==== EXCERPTED RECORDS ====

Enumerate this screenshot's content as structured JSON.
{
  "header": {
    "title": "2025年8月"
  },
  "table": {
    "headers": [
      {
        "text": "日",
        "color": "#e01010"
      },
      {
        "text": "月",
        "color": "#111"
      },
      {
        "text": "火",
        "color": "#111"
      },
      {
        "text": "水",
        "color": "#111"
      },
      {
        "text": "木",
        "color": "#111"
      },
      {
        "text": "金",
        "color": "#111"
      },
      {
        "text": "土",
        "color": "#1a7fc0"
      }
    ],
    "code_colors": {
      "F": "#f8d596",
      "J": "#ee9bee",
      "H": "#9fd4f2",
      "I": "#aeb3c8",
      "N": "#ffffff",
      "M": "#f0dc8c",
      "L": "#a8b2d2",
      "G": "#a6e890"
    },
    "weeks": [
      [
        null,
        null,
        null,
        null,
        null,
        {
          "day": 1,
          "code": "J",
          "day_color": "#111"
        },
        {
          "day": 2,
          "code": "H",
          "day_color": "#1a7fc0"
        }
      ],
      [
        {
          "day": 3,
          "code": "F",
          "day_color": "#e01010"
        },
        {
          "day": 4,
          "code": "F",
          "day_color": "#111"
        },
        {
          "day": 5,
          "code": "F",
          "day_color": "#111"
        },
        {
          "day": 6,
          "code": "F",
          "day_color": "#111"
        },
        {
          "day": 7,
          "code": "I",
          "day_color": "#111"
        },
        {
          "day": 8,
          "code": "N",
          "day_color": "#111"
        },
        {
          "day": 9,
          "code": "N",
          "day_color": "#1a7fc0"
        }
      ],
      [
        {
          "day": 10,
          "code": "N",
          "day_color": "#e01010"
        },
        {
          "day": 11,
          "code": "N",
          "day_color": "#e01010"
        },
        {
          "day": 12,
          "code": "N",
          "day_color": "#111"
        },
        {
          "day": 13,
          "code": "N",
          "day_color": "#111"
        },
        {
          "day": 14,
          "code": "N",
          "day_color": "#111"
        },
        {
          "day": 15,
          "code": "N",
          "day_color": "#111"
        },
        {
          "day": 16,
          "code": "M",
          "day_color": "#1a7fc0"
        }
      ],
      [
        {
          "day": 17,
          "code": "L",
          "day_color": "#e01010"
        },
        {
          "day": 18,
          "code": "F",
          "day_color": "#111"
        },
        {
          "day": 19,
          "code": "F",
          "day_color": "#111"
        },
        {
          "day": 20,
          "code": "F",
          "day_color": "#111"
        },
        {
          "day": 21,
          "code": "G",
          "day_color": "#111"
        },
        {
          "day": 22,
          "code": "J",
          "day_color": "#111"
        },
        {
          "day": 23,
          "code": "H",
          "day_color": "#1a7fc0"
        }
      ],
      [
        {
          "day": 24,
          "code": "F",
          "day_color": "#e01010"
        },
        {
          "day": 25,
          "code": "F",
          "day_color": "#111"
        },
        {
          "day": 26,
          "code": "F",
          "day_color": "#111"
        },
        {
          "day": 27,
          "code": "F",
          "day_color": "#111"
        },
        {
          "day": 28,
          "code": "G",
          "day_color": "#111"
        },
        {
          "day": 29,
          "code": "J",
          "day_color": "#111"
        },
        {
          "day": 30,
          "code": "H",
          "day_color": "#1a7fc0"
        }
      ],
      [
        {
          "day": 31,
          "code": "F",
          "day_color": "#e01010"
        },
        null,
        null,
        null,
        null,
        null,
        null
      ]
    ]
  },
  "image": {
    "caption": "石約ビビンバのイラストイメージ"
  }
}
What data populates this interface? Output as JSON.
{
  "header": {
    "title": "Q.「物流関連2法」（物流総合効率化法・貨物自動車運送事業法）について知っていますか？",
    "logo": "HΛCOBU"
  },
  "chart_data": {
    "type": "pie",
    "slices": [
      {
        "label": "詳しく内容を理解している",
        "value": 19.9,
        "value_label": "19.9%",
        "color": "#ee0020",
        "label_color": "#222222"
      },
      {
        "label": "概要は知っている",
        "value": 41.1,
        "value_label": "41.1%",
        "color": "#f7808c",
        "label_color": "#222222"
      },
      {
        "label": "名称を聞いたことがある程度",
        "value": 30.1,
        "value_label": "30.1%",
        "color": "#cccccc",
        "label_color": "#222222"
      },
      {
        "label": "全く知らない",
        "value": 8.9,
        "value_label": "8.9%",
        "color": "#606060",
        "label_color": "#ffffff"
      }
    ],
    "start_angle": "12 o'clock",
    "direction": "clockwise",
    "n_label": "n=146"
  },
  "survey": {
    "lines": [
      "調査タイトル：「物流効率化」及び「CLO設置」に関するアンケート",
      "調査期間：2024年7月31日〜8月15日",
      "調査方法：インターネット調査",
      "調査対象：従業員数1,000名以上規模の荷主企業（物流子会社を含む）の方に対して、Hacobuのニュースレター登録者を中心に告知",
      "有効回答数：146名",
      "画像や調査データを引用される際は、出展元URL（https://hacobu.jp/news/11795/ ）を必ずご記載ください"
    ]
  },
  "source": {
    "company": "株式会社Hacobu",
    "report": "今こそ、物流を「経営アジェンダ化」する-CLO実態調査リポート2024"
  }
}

====

TASK INSTRUCTIONS → Restate the whole listing exactly.

THE REPLY →
Enumerate this screenshot's content as structured JSON.
{
  "header": {
    "title": "2025年8月"
  },
  "table": {
    "headers": [
      {
        "text": "日",
        "color": "#e01010"
      },
      {
        "text": "月",
        "color": "#111"
      },
      {
        "text": "火",
        "color": "#111"
      },
      {
        "text": "水",
        "color": "#111"
      },
      {
        "text": "木",
        "color": "#111"
      },
      {
        "text": "金",
        "color": "#111"
      },
      {
        "text": "土",
        "color": "#1a7fc0"
      }
    ],
    "code_colors": {
      "F": "#f8d596",
      "J": "#ee9bee",
      "H": "#9fd4f2",
      "I": "#aeb3c8",
      "N": "#ffffff",
      "M": "#f0dc8c",
      "L": "#a8b2d2",
      "G": "#a6e890"
    },
    "weeks": [
      [
        null,
        null,
        null,
        null,
        null,
        {
          "day": 1,
          "code": "J",
          "day_color": "#111"
        },
        {
          "day": 2,
          "code": "H",
          "day_color": "#1a7fc0"
        }
      ],
      [
        {
          "day": 3,
          "code": "F",
          "day_color": "#e01010"
        },
        {
          "day": 4,
          "code": "F",
          "day_color": "#111"
        },
        {
          "day": 5,
          "code": "F",
          "day_color": "#111"
        },
        {
          "day": 6,
          "code": "F",
          "day_color": "#111"
        },
        {
          "day": 7,
          "code": "I",
          "day_color": "#111"
        },
        {
          "day": 8,
          "code": "N",
          "day_color": "#111"
        },
        {
          "day": 9,
          "code": "N",
          "day_color": "#1a7fc0"
        }
      ],
      [
        {
          "day": 10,
          "code": "N",
          "day_color": "#e01010"
        },
        {
          "day": 11,
          "code": "N",
          "day_color": "#e01010"
        },
        {
          "day": 12,
          "code": "N",
          "day_color": "#111"
        },
        {
          "day": 13,
          "code": "N",
          "day_color": "#111"
        },
        {
          "day": 14,
          "code": "N",
          "day_color": "#111"
        },
        {
          "day": 15,
          "code": "N",
          "day_color": "#111"
        },
        {
          "day": 16,
          "code": "M",
          "day_color": "#1a7fc0"
        }
      ],
      [
        {
          "day": 17,
          "code": "L",
          "day_color": "#e01010"
        },
        {
          "day": 18,
          "code": "F",
          "day_color": "#111"
        },
        {
          "day": 19,
          "code": "F",
          "day_color": "#111"
        },
        {
          "day": 20,
          "code": "F",
          "day_color": "#111"
        },
        {
          "day": 21,
          "code": "G",
          "day_color": "#111"
        },
        {
          "day": 22,
          "code": "J",
          "day_color": "#111"
        },
        {
          "day": 23,
          "code": "H",
          "day_color": "#1a7fc0"
        }
      ],
      [
        {
          "day": 24,
          "code": "F",
          "day_color": "#e01010"
        },
        {
          "day": 25,
          "code": "F",
          "day_color": "#111"
        },
        {
          "day": 26,
          "code": "F",
          "day_color": "#111"
        },
        {
          "day": 27,
          "code": "F",
          "day_color": "#111"
        },
        {
          "day": 28,
          "code": "G",
          "day_color": "#111"
        },
        {
          "day": 29,
          "code": "J",
          "day_color": "#111"
        },
        {
          "day": 30,
          "code": "H",
          "day_color": "#1a7fc0"
        }
      ],
      [
        {
          "day": 31,
          "code": "F",
          "day_color": "#e01010"
        },
        null,
        null,
        null,
        null,
        null,
        null
      ]
    ]
  },
  "image": {
    "caption": "石約ビビンバのイラストイメージ"
  }
}
What data populates this interface? Output as JSON.
{
  "header": {
    "title": "Q.「物流関連2法」（物流総合効率化法・貨物自動車運送事業法）について知っていますか？",
    "logo": "HΛCOBU"
  },
  "chart_data": {
    "type": "pie",
    "slices": [
      {
        "label": "詳しく内容を理解している",
        "value": 19.9,
        "value_label": "19.9%",
        "color": "#ee0020",
        "label_color": "#222222"
      },
      {
        "label": "概要は知っている",
        "value": 41.1,
        "value_label": "41.1%",
        "color": "#f7808c",
        "label_color": "#222222"
      },
      {
        "label": "名称を聞いたことがある程度",
        "value": 30.1,
        "value_label": "30.1%",
        "color": "#cccccc",
        "label_color": "#222222"
      },
      {
        "label": "全く知らない",
        "value": 8.9,
        "value_label": "8.9%",
        "color": "#606060",
        "label_color": "#ffffff"
      }
    ],
    "start_angle": "12 o'clock",
    "direction": "clockwise",
    "n_label": "n=146"
  },
  "survey": {
    "lines": [
      "調査タイトル：「物流効率化」及び「CLO設置」に関するアンケート",
      "調査期間：2024年7月31日〜8月15日",
      "調査方法：インターネット調査",
      "調査対象：従業員数1,000名以上規模の荷主企業（物流子会社を含む）の方に対して、Hacobuのニュースレター登録者を中心に告知",
      "有効回答数：146名",
      "画像や調査データを引用される際は、出展元URL（https://hacobu.jp/news/11795/ ）を必ずご記載ください"
    ]
  },
  "source": {
    "company": "株式会社Hacobu",
    "report": "今こそ、物流を「経営アジェンダ化」する-CLO実態調査リポート2024"
  }
}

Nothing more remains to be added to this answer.